→ The request
Return all lines from the listing below in which the string "properties" occurs.

· · · · ·

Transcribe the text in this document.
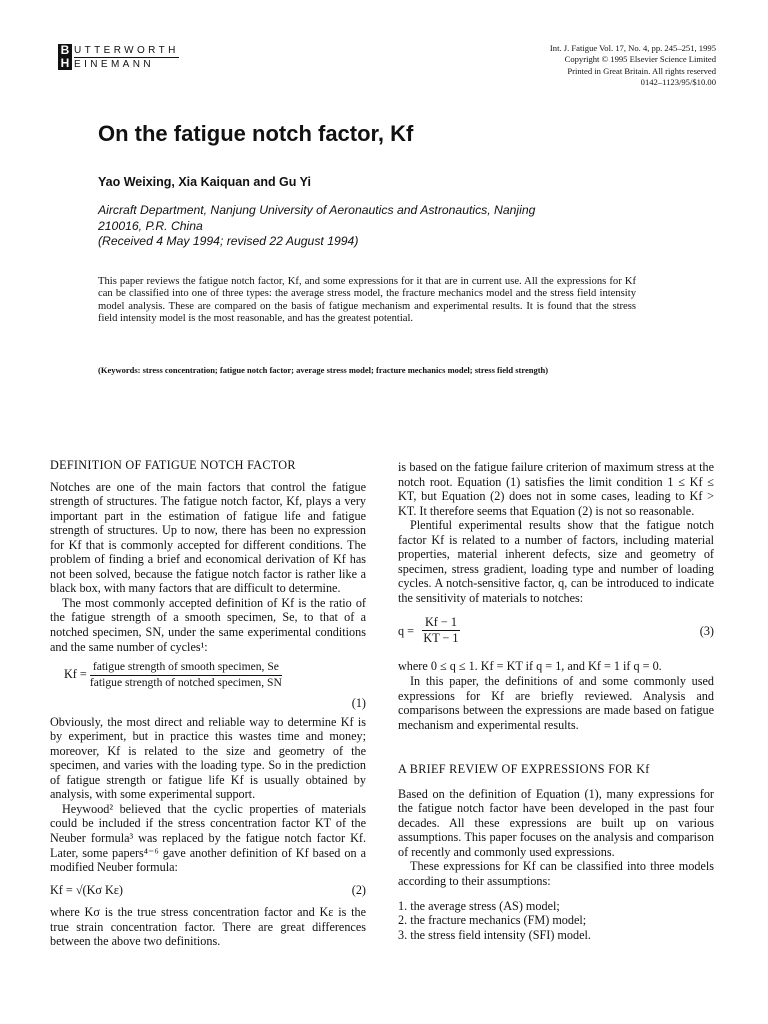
B
H
UTTERWORTH
EINEMANN
Int. J. Fatigue Vol. 17, No. 4, pp. 245–251, 1995
Copyright © 1995 Elsevier Science Limited
Printed in Great Britain. All rights reserved
0142–1123/95/$10.00
On the fatigue notch factor, Kf
Yao Weixing, Xia Kaiquan and Gu Yi
Aircraft Department, Nanjung University of Aeronautics and Astronautics, Nanjing
210016, P.R. China
(Received 4 May 1994; revised 22 August 1994)
This paper reviews the fatigue notch factor, Kf, and some expressions for it that are in current use. All the expressions for Kf can be classified into one of three types: the average stress model, the fracture mechanics model and the stress field intensity model analysis. These are compared on the basis of fatigue mechanism and experimental results. It is found that the stress field intensity model is the most reasonable, and has the greatest potential.
(Keywords: stress concentration; fatigue notch factor; average stress model; fracture mechanics model; stress field strength)
DEFINITION OF FATIGUE NOTCH FACTOR

Notches are one of the main factors that control the fatigue strength of structures. The fatigue notch factor, Kf, plays a very important part in the estimation of fatigue life and fatigue strength of structures. Up to now, there has been no expression for Kf that is commonly accepted for different conditions. The problem of finding a brief and economical derivation of Kf has not been solved, because the fatigue notch factor is rather like a black box, with many factors that are difficult to determine.

The most commonly accepted definition of Kf is the ratio of the fatigue strength of a smooth specimen, Se, to that of a notched specimen, SN, under the same experimental conditions and the same number of cycles¹:

$Kf = \frac{\text{fatigue strength of smooth specimen, Se}}{\text{fatigue strength of notched specimen, SN}}$
(1)

Obviously, the most direct and reliable way to determine Kf is by experiment, but in practice this wastes time and money; moreover, Kf is related to the size and geometry of the specimen, and varies with the loading type. So in the prediction of fatigue strength or fatigue life Kf is usually obtained by analysis, with some experimental support.

Heywood² believed that the cyclic properties of materials could be included if the stress concentration factor KT of the Neuber formula³ was replaced by the fatigue notch factor Kf. Later, some papers⁴⁻⁶ gave another definition of Kf based on a modified Neuber formula:

Kf = √(Kσ Kε)	(2)

where Kσ is the true stress concentration factor and Kε is the true strain concentration factor. There are great differences between the above two definitions.

is based on the fatigue failure criterion of maximum stress at the notch root. Equation (1) satisfies the limit condition 1 ≤ Kf ≤ KT, but Equation (2) does not in some cases, leading to Kf > KT. It therefore seems that Equation (2) is not so reasonable.

Plentiful experimental results show that the fatigue notch factor Kf is related to a number of factors, including material properties, material inherent defects, size and geometry of specimen, stress gradient, loading type and number of loading cycles. A notch-sensitive factor, q, can be introduced to indicate the sensitivity of materials to notches:

$q = \frac{Kf - 1}{KT - 1}$	(3)

where 0 ≤ q ≤ 1. Kf = KT if q = 1, and Kf = 1 if q = 0.

In this paper, the definitions of and some commonly used expressions for Kf are briefly reviewed. Analysis and comparisons between the expressions are made based on fatigue mechanism and experimental results.

A BRIEF REVIEW OF EXPRESSIONS FOR Kf

Based on the definition of Equation (1), many expressions for the fatigue notch factor have been developed in the past four decades. All these expressions are built up on various assumptions. This paper focuses on the analysis and comparison of recently and commonly used expressions.

These expressions for Kf can be classified into three models according to their assumptions:

1. the average stress (AS) model;
2. the fracture mechanics (FM) model;
3. the stress field intensity (SFI) model.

· · · · ·

→ Correct response
Heywood² believed that the cyclic properties of materials could be included if the stress concentration factor KT of the Neuber formula³ was replaced by the fatigue notch factor Kf. Later, some papers⁴⁻⁶ gave another definition of Kf based on a modified Neuber formula:
Plentiful experimental results show that the fatigue notch factor Kf is related to a number of factors, including material properties, material inherent defects, size and geometry of specimen, stress gradient, loading type and number of loading cycles. A notch-sensitive factor, q, can be introduced to indicate the sensitivity of materials to notches:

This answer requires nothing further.